» WRITTEN REQUEST
From the records below, extract all the text exactly and leave the images behind.

» RECORDED INFORMATION
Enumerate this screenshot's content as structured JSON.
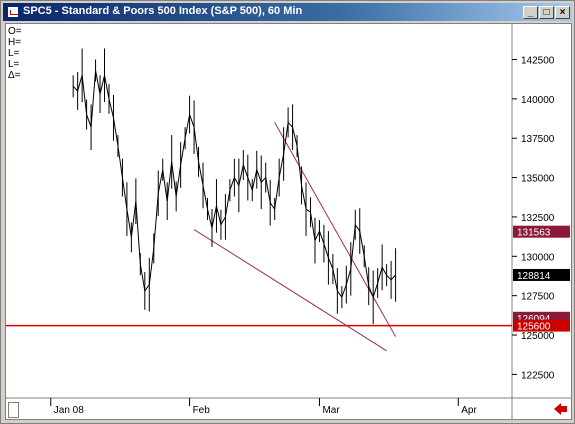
{
  "window": {
    "title": "SPC5 - Standard & Poors 500 Index (S&P 500), 60 Min",
    "btn_min": "_",
    "btn_max": "□",
    "btn_close": "×"
  },
  "readouts": [
    "O=",
    "H=",
    "L=",
    "L=",
    "Δ="
  ],
  "price_boxes": [
    {
      "label": "131563",
      "value": 131563,
      "bg": "#8b1a3a",
      "fg": "#ffffff"
    },
    {
      "label": "128814",
      "value": 128814,
      "bg": "#000000",
      "fg": "#ffffff"
    },
    {
      "label": "126094",
      "value": 126094,
      "bg": "#8b1a3a",
      "fg": "#ffffff"
    },
    {
      "label": "125600",
      "value": 125600,
      "bg": "#cc0000",
      "fg": "#ffffff"
    }
  ],
  "colors": {
    "price_line": "#000000",
    "trend_lines": "#993355",
    "support_line": "#dd0000",
    "grid_frame": "#808080"
  },
  "chart_data": {
    "type": "line",
    "title": "SPC5 - Standard & Poors 500 Index (S&P 500), 60 Min",
    "x_tick_labels": [
      "Jan 08",
      "Feb",
      "Mar",
      "Apr"
    ],
    "x_ticks_days": [
      0,
      31,
      60,
      91
    ],
    "y_tick_labels": [
      "142500",
      "140000",
      "137500",
      "135000",
      "132500",
      "130000",
      "127500",
      "125000",
      "122500"
    ],
    "y_ticks": [
      142500,
      140000,
      137500,
      135000,
      132500,
      130000,
      127500,
      125000,
      122500
    ],
    "ylim": [
      121000,
      144500
    ],
    "xlim_days": [
      -10,
      103
    ],
    "series": [
      {
        "x_days": [
          5,
          6,
          7,
          8,
          9,
          10,
          11,
          12,
          13,
          14,
          15,
          16,
          17,
          18,
          19,
          20,
          21,
          22,
          23,
          24,
          25,
          26,
          27,
          28,
          29,
          30,
          31,
          32,
          33,
          34,
          35,
          36,
          37,
          38,
          39,
          40,
          41,
          42,
          43,
          44,
          45,
          46,
          47,
          48,
          49,
          50,
          51,
          52,
          53,
          54,
          55,
          56,
          57,
          58,
          59,
          60,
          61,
          62,
          63,
          64,
          65,
          66,
          67,
          68,
          69,
          70,
          71,
          72,
          73,
          74,
          75,
          76,
          77
        ],
        "values": [
          140800,
          140500,
          141500,
          139000,
          138200,
          141800,
          140300,
          141500,
          140000,
          138800,
          137000,
          135000,
          133000,
          131200,
          133500,
          129500,
          127800,
          128200,
          130500,
          134000,
          135500,
          133500,
          136000,
          133800,
          135800,
          137500,
          139000,
          138200,
          136000,
          134500,
          133000,
          131800,
          133200,
          132000,
          132500,
          134200,
          135000,
          134500,
          135800,
          135000,
          134200,
          135500,
          134700,
          135000,
          133400,
          133000,
          135000,
          136500,
          138500,
          138200,
          137000,
          134500,
          133000,
          132800,
          131000,
          131600,
          130800,
          129900,
          129200,
          127800,
          127400,
          128200,
          129200,
          132000,
          131600,
          130000,
          128100,
          127400,
          128300,
          129300,
          128800,
          128500,
          128814
        ]
      }
    ],
    "trend_lines": [
      {
        "from": [
          50,
          138500
        ],
        "to": [
          77,
          124900
        ]
      },
      {
        "from": [
          32,
          131700
        ],
        "to": [
          75,
          124000
        ]
      }
    ],
    "support_line": 125600,
    "grid": false
  }
}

» WRITTEN RESPONSE
Enumerate this screenshot's content as structured JSON.
{
  "window": {
    "title": "SPC5 - Standard & Poors 500 Index (S&P 500), 60 Min",
    "btn_min": "_",
    "btn_max": "□",
    "btn_close": "×"
  },
  "readouts": [
    "O=",
    "H=",
    "L=",
    "L=",
    "Δ="
  ],
  "price_boxes": [
    {
      "label": "131563",
      "value": 131563,
      "bg": "#8b1a3a",
      "fg": "#ffffff"
    },
    {
      "label": "128814",
      "value": 128814,
      "bg": "#000000",
      "fg": "#ffffff"
    },
    {
      "label": "126094",
      "value": 126094,
      "bg": "#8b1a3a",
      "fg": "#ffffff"
    },
    {
      "label": "125600",
      "value": 125600,
      "bg": "#cc0000",
      "fg": "#ffffff"
    }
  ],
  "colors": {
    "price_line": "#000000",
    "trend_lines": "#993355",
    "support_line": "#dd0000",
    "grid_frame": "#808080"
  },
  "chart_data": {
    "type": "line",
    "title": "SPC5 - Standard & Poors 500 Index (S&P 500), 60 Min",
    "x_tick_labels": [
      "Jan 08",
      "Feb",
      "Mar",
      "Apr"
    ],
    "x_ticks_days": [
      0,
      31,
      60,
      91
    ],
    "y_tick_labels": [
      "142500",
      "140000",
      "137500",
      "135000",
      "132500",
      "130000",
      "127500",
      "125000",
      "122500"
    ],
    "y_ticks": [
      142500,
      140000,
      137500,
      135000,
      132500,
      130000,
      127500,
      125000,
      122500
    ],
    "ylim": [
      121000,
      144500
    ],
    "xlim_days": [
      -10,
      103
    ],
    "series": [
      {
        "x_days": [
          5,
          6,
          7,
          8,
          9,
          10,
          11,
          12,
          13,
          14,
          15,
          16,
          17,
          18,
          19,
          20,
          21,
          22,
          23,
          24,
          25,
          26,
          27,
          28,
          29,
          30,
          31,
          32,
          33,
          34,
          35,
          36,
          37,
          38,
          39,
          40,
          41,
          42,
          43,
          44,
          45,
          46,
          47,
          48,
          49,
          50,
          51,
          52,
          53,
          54,
          55,
          56,
          57,
          58,
          59,
          60,
          61,
          62,
          63,
          64,
          65,
          66,
          67,
          68,
          69,
          70,
          71,
          72,
          73,
          74,
          75,
          76,
          77
        ],
        "values": [
          140800,
          140500,
          141500,
          139000,
          138200,
          141800,
          140300,
          141500,
          140000,
          138800,
          137000,
          135000,
          133000,
          131200,
          133500,
          129500,
          127800,
          128200,
          130500,
          134000,
          135500,
          133500,
          136000,
          133800,
          135800,
          137500,
          139000,
          138200,
          136000,
          134500,
          133000,
          131800,
          133200,
          132000,
          132500,
          134200,
          135000,
          134500,
          135800,
          135000,
          134200,
          135500,
          134700,
          135000,
          133400,
          133000,
          135000,
          136500,
          138500,
          138200,
          137000,
          134500,
          133000,
          132800,
          131000,
          131600,
          130800,
          129900,
          129200,
          127800,
          127400,
          128200,
          129200,
          132000,
          131600,
          130000,
          128100,
          127400,
          128300,
          129300,
          128800,
          128500,
          128814
        ]
      }
    ],
    "trend_lines": [
      {
        "from": [
          50,
          138500
        ],
        "to": [
          77,
          124900
        ]
      },
      {
        "from": [
          32,
          131700
        ],
        "to": [
          75,
          124000
        ]
      }
    ],
    "support_line": 125600,
    "grid": false
  }
}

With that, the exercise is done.